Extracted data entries
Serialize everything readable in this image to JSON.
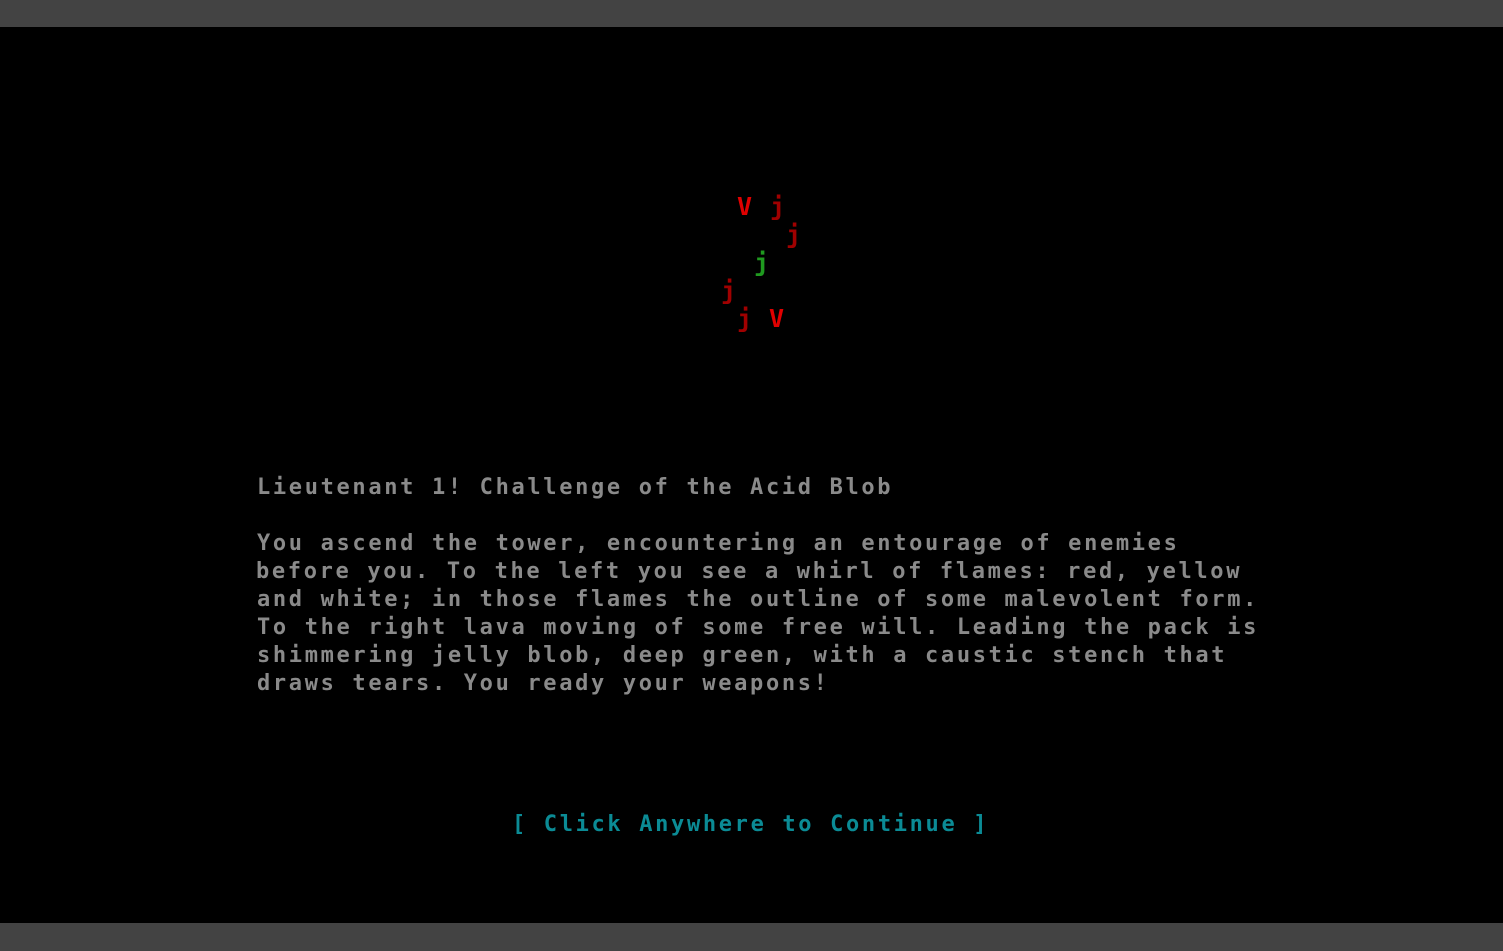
{
  "colors": {
    "window_frame": "#434343",
    "background": "#000000",
    "text": "#8a8a8a",
    "continue": "#0b8b95",
    "red_bright": "#e00000",
    "red_dark": "#a00000",
    "green": "#1f9a1f"
  },
  "enemies": [
    {
      "glyph": "V",
      "name": "whirl-of-flames",
      "color": "#e00000"
    },
    {
      "glyph": "j",
      "name": "lava-blob",
      "color": "#a00000"
    },
    {
      "glyph": "j",
      "name": "lava-blob",
      "color": "#a00000"
    },
    {
      "glyph": "j",
      "name": "acid-blob",
      "color": "#1f9a1f"
    },
    {
      "glyph": "j",
      "name": "lava-blob",
      "color": "#a00000"
    },
    {
      "glyph": "j",
      "name": "lava-blob",
      "color": "#a00000"
    },
    {
      "glyph": "V",
      "name": "whirl-of-flames",
      "color": "#e00000"
    }
  ],
  "title": "Lieutenant 1! Challenge of the Acid Blob",
  "story_lines": [
    "You ascend the tower, encountering an entourage of enemies",
    "before you. To the left you see a whirl of flames: red, yellow",
    "and white; in those flames the outline of some malevolent form.",
    "To the right lava moving of some free will. Leading the pack is",
    "shimmering jelly blob, deep green, with a caustic stench that",
    "draws tears. You ready your weapons!"
  ],
  "continue_prompt": "[ Click Anywhere to Continue ]"
}
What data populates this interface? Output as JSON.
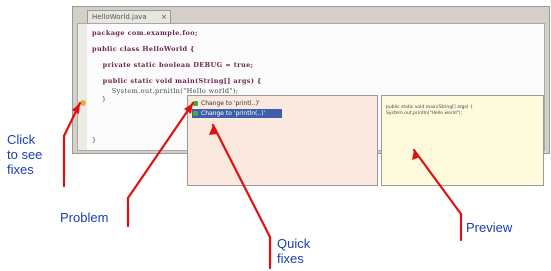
{
  "editor": {
    "tab_label": "HelloWorld.java",
    "tab_close": "×",
    "code_lines": [
      "package com.example.foo;",
      "public class HelloWorld {",
      "    private static boolean DEBUG = true;",
      "    public static void main(String[] args) {",
      "        System.out.prnitln(\"Hello world\");",
      "    }",
      "}"
    ]
  },
  "quick_fixes": {
    "items": [
      {
        "label": "Change to 'print(..)'"
      },
      {
        "label": "Change to 'println(..)'"
      }
    ],
    "selected_index": 1
  },
  "preview": {
    "lines": [
      "public static void main(String[] args) {",
      "    System.out.println(\"Hello world\");"
    ]
  },
  "annotations": {
    "click_to_see_fixes": [
      "Click",
      "to see",
      "fixes"
    ],
    "problem": "Problem",
    "quick_fixes": [
      "Quick",
      "fixes"
    ],
    "preview": "Preview"
  },
  "colors": {
    "annotation_text": "#1a3fb0",
    "arrow": "#e01010",
    "fixes_bg": "#fbe8de",
    "preview_bg": "#fdfbdc",
    "selection": "#3d5ea8"
  }
}
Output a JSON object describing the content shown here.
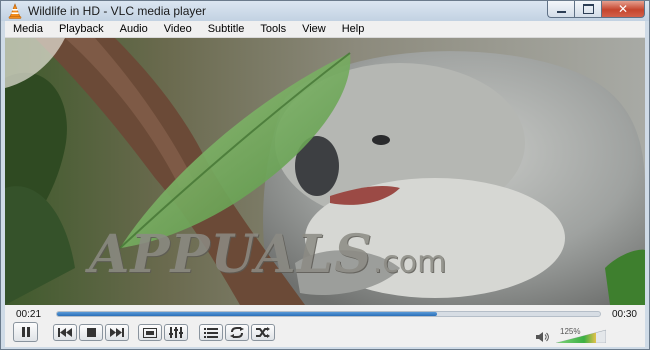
{
  "window": {
    "title": "Wildlife in HD - VLC media player"
  },
  "menu": [
    {
      "label": "Media"
    },
    {
      "label": "Playback"
    },
    {
      "label": "Audio"
    },
    {
      "label": "Video"
    },
    {
      "label": "Subtitle"
    },
    {
      "label": "Tools"
    },
    {
      "label": "View"
    },
    {
      "label": "Help"
    }
  ],
  "video": {
    "watermark": "APPUALS",
    "watermark_suffix": ".com"
  },
  "player": {
    "elapsed": "00:21",
    "total": "00:30",
    "progress": 0.7,
    "volume_label": "125%",
    "volume_level": 1.25
  },
  "colors": {
    "accent": "#2a6fb8",
    "titlebar": "#c2d2e2",
    "close": "#c5452e",
    "volume_green": "#3cb043"
  },
  "icons": [
    "vlc-cone-icon",
    "minimize-icon",
    "maximize-icon",
    "close-icon",
    "pause-icon",
    "previous-icon",
    "stop-icon",
    "next-icon",
    "fullscreen-icon",
    "extended-settings-icon",
    "playlist-icon",
    "loop-icon",
    "shuffle-icon",
    "speaker-icon"
  ]
}
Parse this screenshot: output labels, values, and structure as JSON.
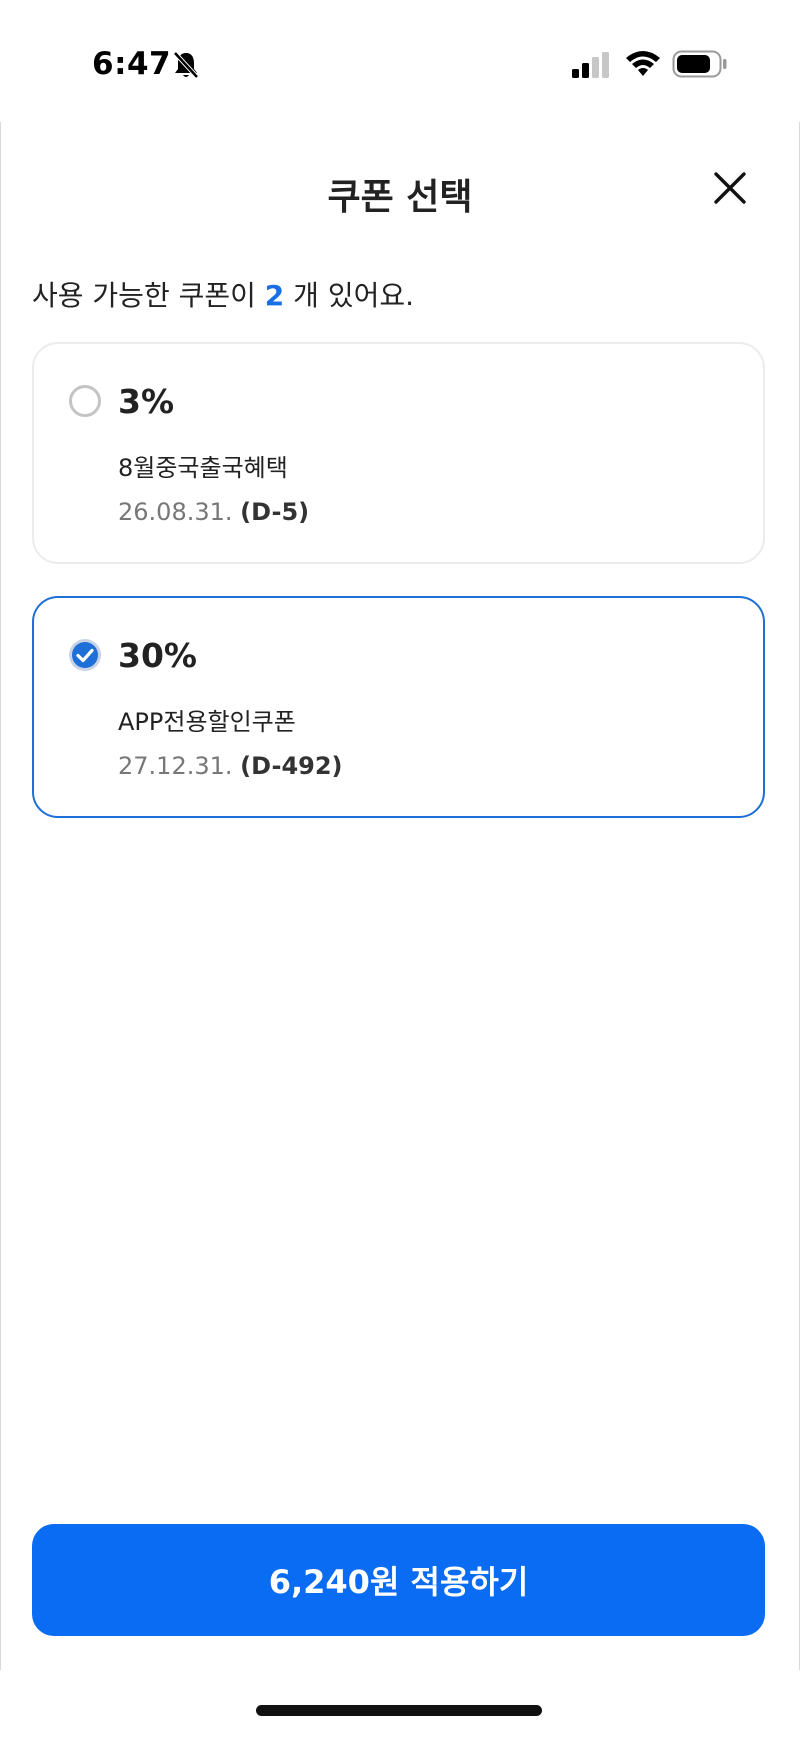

■ Task requirements:
Set down every record once more, word for word, without pictures.

■ Reply to the exercise:
Serialize everything readable in this image to JSON.
{
  "colors": {
    "window_frame": "#434343",
    "background": "#000000",
    "text": "#8a8a8a",
    "continue": "#0b8b95",
    "red_bright": "#e00000",
    "red_dark": "#a00000",
    "green": "#1f9a1f"
  },
  "enemies": [
    {
      "glyph": "V",
      "name": "whirl-of-flames",
      "color": "#e00000"
    },
    {
      "glyph": "j",
      "name": "lava-blob",
      "color": "#a00000"
    },
    {
      "glyph": "j",
      "name": "lava-blob",
      "color": "#a00000"
    },
    {
      "glyph": "j",
      "name": "acid-blob",
      "color": "#1f9a1f"
    },
    {
      "glyph": "j",
      "name": "lava-blob",
      "color": "#a00000"
    },
    {
      "glyph": "j",
      "name": "lava-blob",
      "color": "#a00000"
    },
    {
      "glyph": "V",
      "name": "whirl-of-flames",
      "color": "#e00000"
    }
  ],
  "title": "Lieutenant 1! Challenge of the Acid Blob",
  "story_lines": [
    "You ascend the tower, encountering an entourage of enemies",
    "before you. To the left you see a whirl of flames: red, yellow",
    "and white; in those flames the outline of some malevolent form.",
    "To the right lava moving of some free will. Leading the pack is",
    "shimmering jelly blob, deep green, with a caustic stench that",
    "draws tears. You ready your weapons!"
  ],
  "continue_prompt": "[ Click Anywhere to Continue ]"
}
What data populates this interface? Output as JSON.
{
  "editor": {
    "tab_label": "HelloWorld.java",
    "tab_close": "×",
    "code_lines": [
      "package com.example.foo;",
      "public class HelloWorld {",
      "    private static boolean DEBUG = true;",
      "    public static void main(String[] args) {",
      "        System.out.prnitln(\"Hello world\");",
      "    }",
      "}"
    ]
  },
  "quick_fixes": {
    "items": [
      {
        "label": "Change to 'print(..)'"
      },
      {
        "label": "Change to 'println(..)'"
      }
    ],
    "selected_index": 1
  },
  "preview": {
    "lines": [
      "public static void main(String[] args) {",
      "    System.out.println(\"Hello world\");"
    ]
  },
  "annotations": {
    "click_to_see_fixes": [
      "Click",
      "to see",
      "fixes"
    ],
    "problem": "Problem",
    "quick_fixes": [
      "Quick",
      "fixes"
    ],
    "preview": "Preview"
  },
  "colors": {
    "annotation_text": "#1a3fb0",
    "arrow": "#e01010",
    "fixes_bg": "#fbe8de",
    "preview_bg": "#fdfbdc",
    "selection": "#3d5ea8"
  }
}
Output a JSON object describing the content shown here.
{
  "window": {
    "title": "Wildlife in HD - VLC media player"
  },
  "menu": [
    {
      "label": "Media"
    },
    {
      "label": "Playback"
    },
    {
      "label": "Audio"
    },
    {
      "label": "Video"
    },
    {
      "label": "Subtitle"
    },
    {
      "label": "Tools"
    },
    {
      "label": "View"
    },
    {
      "label": "Help"
    }
  ],
  "video": {
    "watermark": "APPUALS",
    "watermark_suffix": ".com"
  },
  "player": {
    "elapsed": "00:21",
    "total": "00:30",
    "progress": 0.7,
    "volume_label": "125%",
    "volume_level": 1.25
  },
  "colors": {
    "accent": "#2a6fb8",
    "titlebar": "#c2d2e2",
    "close": "#c5452e",
    "volume_green": "#3cb043"
  },
  "icons": [
    "vlc-cone-icon",
    "minimize-icon",
    "maximize-icon",
    "close-icon",
    "pause-icon",
    "previous-icon",
    "stop-icon",
    "next-icon",
    "fullscreen-icon",
    "extended-settings-icon",
    "playlist-icon",
    "loop-icon",
    "shuffle-icon",
    "speaker-icon"
  ]
}
Parse this screenshot: output labels, values, and structure as JSON.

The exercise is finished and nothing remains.